[Stored records]
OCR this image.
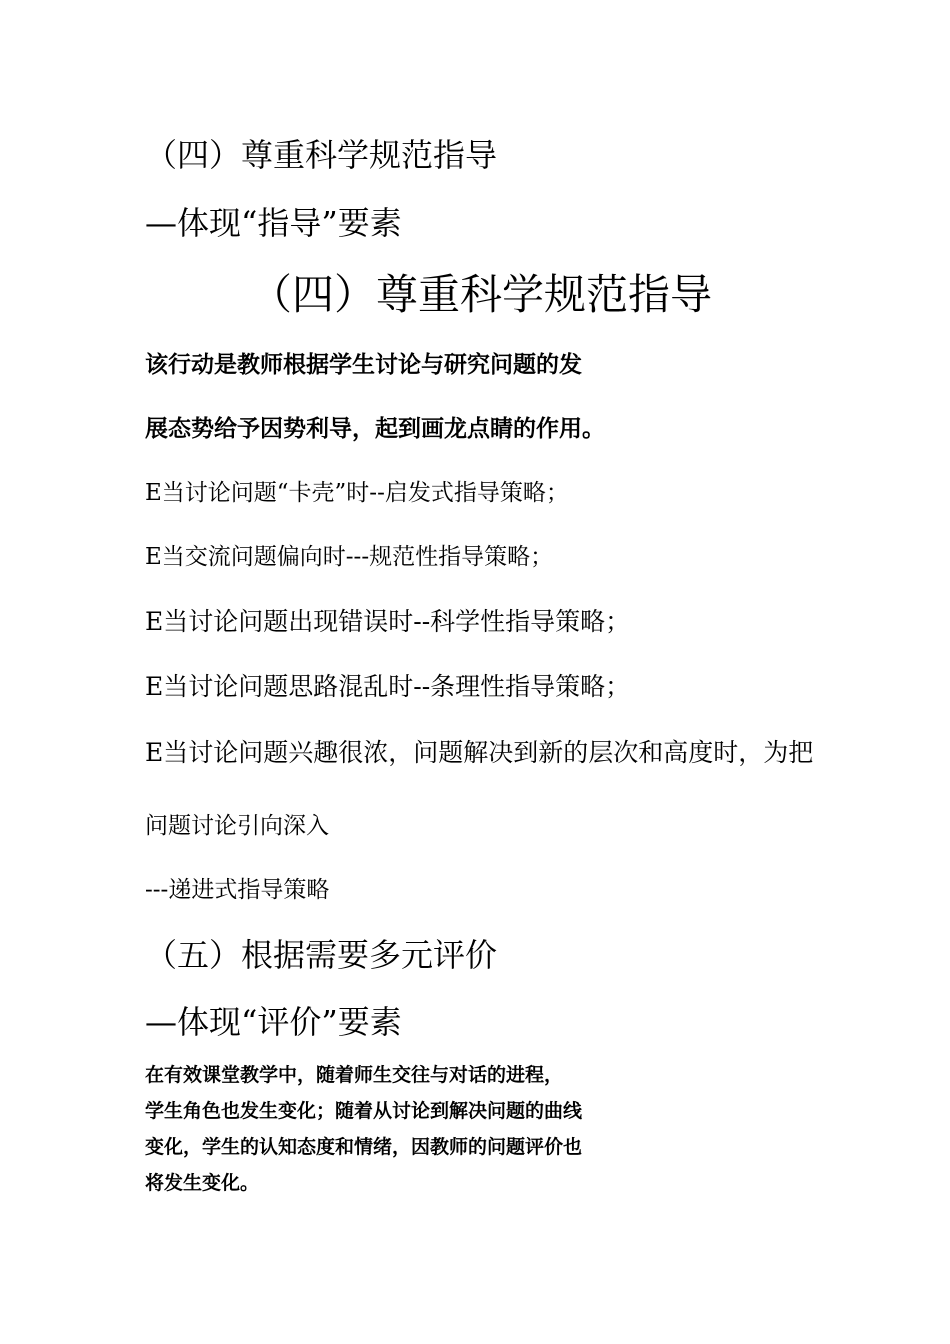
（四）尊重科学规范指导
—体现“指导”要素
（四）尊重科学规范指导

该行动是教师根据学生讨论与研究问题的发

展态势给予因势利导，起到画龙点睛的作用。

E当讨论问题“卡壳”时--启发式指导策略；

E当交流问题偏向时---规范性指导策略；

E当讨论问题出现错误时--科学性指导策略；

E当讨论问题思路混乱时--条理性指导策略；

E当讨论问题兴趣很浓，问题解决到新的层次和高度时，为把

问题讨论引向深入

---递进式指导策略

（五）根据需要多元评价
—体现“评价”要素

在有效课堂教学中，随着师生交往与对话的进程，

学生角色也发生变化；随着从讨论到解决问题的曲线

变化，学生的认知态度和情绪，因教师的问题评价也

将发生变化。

--

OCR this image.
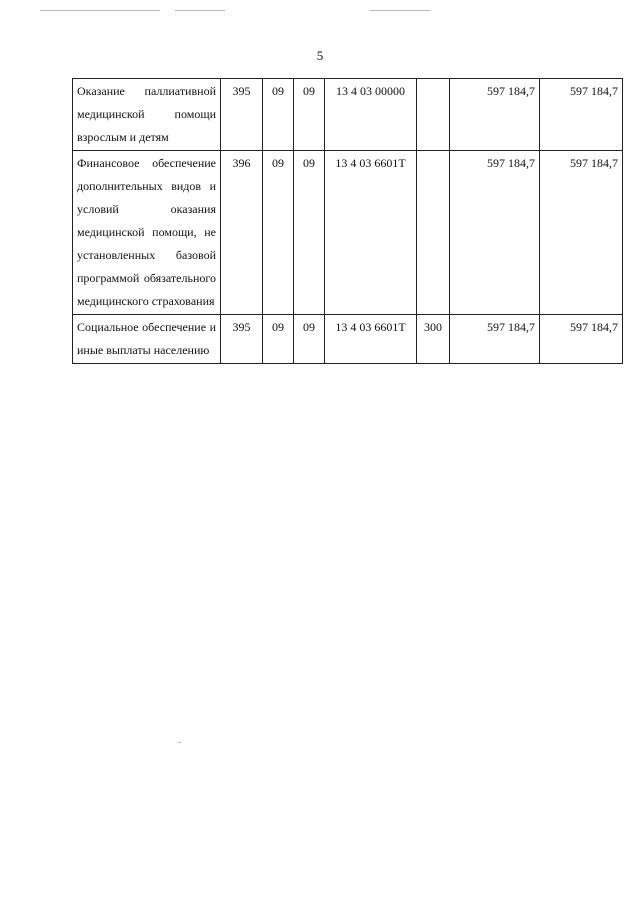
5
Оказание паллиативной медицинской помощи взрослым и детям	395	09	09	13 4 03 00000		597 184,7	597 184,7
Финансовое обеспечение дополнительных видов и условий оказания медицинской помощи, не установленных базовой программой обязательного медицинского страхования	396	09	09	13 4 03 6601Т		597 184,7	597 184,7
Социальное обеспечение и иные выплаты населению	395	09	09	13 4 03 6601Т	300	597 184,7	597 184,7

## Goal of the exercise
Count how many lines in the data contain the word "медицинской", giving the number without comment.

## Output below
2